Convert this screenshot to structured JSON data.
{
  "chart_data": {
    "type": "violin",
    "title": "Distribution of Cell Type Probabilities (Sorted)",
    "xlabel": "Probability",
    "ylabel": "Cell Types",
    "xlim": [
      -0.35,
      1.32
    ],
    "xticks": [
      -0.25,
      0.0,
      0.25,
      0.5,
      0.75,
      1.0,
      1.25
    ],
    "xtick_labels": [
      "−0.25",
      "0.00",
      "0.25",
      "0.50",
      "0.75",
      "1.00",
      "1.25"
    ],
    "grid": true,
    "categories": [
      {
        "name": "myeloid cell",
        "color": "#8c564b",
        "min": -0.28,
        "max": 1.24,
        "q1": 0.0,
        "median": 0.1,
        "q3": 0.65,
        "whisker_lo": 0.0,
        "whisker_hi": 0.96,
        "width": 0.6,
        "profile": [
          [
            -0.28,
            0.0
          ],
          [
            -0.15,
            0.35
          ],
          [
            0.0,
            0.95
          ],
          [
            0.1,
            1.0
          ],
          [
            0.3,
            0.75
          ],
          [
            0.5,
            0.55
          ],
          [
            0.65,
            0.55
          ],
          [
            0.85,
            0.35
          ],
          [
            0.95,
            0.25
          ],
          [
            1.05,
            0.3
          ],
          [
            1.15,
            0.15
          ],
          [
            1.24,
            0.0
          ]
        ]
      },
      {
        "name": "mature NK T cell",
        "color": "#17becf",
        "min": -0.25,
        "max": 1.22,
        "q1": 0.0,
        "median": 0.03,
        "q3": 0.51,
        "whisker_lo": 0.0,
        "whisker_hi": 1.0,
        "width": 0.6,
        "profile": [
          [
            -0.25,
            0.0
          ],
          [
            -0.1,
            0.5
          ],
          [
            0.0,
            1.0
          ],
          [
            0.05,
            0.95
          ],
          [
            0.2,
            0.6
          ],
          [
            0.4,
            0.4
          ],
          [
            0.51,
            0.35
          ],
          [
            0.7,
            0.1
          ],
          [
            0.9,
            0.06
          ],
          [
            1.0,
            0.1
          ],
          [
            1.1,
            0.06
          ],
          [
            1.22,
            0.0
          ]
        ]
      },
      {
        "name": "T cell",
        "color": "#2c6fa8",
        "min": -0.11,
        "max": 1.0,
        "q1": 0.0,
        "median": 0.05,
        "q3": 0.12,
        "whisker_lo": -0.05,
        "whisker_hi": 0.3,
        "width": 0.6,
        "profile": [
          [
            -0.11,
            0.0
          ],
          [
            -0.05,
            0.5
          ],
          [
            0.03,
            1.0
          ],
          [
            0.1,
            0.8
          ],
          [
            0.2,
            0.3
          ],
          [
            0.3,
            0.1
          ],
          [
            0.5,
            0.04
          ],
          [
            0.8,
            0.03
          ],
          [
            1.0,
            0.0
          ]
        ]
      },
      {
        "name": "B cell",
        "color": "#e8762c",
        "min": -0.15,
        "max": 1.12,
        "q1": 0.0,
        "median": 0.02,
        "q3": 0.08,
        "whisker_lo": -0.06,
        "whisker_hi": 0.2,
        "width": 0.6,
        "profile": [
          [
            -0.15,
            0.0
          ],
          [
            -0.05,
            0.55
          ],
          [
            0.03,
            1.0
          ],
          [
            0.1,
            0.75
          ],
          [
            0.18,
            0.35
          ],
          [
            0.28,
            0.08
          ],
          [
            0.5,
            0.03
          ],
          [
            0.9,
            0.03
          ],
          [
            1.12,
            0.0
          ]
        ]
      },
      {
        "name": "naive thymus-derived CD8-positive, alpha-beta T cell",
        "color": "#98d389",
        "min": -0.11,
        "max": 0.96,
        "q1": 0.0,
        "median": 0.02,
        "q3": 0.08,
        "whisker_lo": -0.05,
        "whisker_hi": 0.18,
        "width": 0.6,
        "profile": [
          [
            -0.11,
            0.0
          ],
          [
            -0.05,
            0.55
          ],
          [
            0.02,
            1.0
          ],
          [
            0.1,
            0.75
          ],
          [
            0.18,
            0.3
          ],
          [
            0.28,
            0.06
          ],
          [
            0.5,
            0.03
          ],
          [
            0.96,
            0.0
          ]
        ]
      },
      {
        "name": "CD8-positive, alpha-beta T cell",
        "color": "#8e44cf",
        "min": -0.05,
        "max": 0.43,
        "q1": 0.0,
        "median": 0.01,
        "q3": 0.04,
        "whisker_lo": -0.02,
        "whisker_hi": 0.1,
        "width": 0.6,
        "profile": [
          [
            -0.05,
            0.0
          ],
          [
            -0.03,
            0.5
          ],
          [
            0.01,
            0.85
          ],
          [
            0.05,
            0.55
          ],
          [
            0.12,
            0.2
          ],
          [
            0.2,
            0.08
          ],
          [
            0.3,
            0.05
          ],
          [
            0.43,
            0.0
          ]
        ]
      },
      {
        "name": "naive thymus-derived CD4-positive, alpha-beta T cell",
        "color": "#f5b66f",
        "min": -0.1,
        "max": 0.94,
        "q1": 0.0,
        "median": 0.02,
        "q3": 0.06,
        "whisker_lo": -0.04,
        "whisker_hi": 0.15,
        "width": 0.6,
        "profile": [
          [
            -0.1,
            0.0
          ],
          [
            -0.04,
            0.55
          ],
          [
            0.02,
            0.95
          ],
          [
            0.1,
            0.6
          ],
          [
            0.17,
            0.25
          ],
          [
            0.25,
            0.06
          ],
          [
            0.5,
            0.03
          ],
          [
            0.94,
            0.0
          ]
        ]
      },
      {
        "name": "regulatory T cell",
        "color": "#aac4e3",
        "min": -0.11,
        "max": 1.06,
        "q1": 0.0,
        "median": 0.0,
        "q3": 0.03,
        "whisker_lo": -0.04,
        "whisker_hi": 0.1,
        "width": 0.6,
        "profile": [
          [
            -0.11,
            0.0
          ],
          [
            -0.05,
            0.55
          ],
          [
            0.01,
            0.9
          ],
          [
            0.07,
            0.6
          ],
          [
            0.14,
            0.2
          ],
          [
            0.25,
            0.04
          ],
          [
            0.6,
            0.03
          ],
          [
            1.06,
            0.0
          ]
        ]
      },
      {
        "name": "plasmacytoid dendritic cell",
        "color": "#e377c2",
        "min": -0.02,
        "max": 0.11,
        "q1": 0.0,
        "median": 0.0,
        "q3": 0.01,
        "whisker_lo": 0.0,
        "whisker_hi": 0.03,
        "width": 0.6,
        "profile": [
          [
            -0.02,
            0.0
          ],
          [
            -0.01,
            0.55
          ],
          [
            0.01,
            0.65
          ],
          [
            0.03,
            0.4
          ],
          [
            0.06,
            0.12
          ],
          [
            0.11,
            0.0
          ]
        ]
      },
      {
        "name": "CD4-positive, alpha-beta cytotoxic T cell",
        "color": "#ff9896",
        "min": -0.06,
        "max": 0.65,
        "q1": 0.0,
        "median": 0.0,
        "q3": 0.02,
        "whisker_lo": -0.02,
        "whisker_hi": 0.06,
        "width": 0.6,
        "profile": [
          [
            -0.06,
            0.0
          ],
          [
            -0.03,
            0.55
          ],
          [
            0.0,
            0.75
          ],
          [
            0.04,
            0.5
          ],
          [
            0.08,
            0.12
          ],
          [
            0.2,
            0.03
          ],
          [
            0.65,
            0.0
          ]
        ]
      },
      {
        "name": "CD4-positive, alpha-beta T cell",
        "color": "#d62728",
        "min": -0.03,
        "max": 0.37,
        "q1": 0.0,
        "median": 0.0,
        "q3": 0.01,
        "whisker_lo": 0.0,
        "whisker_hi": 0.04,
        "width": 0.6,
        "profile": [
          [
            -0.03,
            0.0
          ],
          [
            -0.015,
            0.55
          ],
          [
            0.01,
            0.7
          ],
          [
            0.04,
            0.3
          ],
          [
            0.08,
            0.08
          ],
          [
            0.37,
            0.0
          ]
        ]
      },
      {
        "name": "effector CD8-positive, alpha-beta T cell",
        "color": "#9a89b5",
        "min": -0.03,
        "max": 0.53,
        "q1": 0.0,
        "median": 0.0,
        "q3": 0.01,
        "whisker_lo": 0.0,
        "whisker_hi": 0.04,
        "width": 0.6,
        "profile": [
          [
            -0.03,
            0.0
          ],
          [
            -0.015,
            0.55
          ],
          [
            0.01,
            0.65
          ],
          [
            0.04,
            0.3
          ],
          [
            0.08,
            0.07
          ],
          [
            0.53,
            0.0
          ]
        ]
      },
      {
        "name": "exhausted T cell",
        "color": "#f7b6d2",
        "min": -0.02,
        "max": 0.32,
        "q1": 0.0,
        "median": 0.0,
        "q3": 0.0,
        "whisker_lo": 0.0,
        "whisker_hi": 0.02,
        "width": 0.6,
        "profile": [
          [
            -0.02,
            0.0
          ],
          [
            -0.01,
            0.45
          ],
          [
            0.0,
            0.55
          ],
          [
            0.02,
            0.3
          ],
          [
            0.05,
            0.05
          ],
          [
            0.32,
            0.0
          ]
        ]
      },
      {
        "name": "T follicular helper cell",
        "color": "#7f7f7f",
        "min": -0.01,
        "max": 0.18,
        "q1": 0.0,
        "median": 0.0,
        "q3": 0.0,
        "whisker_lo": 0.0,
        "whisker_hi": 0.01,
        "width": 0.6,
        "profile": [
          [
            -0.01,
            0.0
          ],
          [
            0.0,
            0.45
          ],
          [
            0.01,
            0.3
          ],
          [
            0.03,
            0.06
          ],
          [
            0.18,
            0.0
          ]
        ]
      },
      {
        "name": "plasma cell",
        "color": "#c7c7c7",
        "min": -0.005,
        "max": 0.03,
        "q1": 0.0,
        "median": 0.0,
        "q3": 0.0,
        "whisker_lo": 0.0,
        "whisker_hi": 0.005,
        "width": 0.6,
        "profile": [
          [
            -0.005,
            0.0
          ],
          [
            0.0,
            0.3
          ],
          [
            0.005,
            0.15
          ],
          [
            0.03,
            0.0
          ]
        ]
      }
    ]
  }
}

_ _ _

* _What is being asked_
Write only the number of lines that include "beta".

* _Exercise answer_
6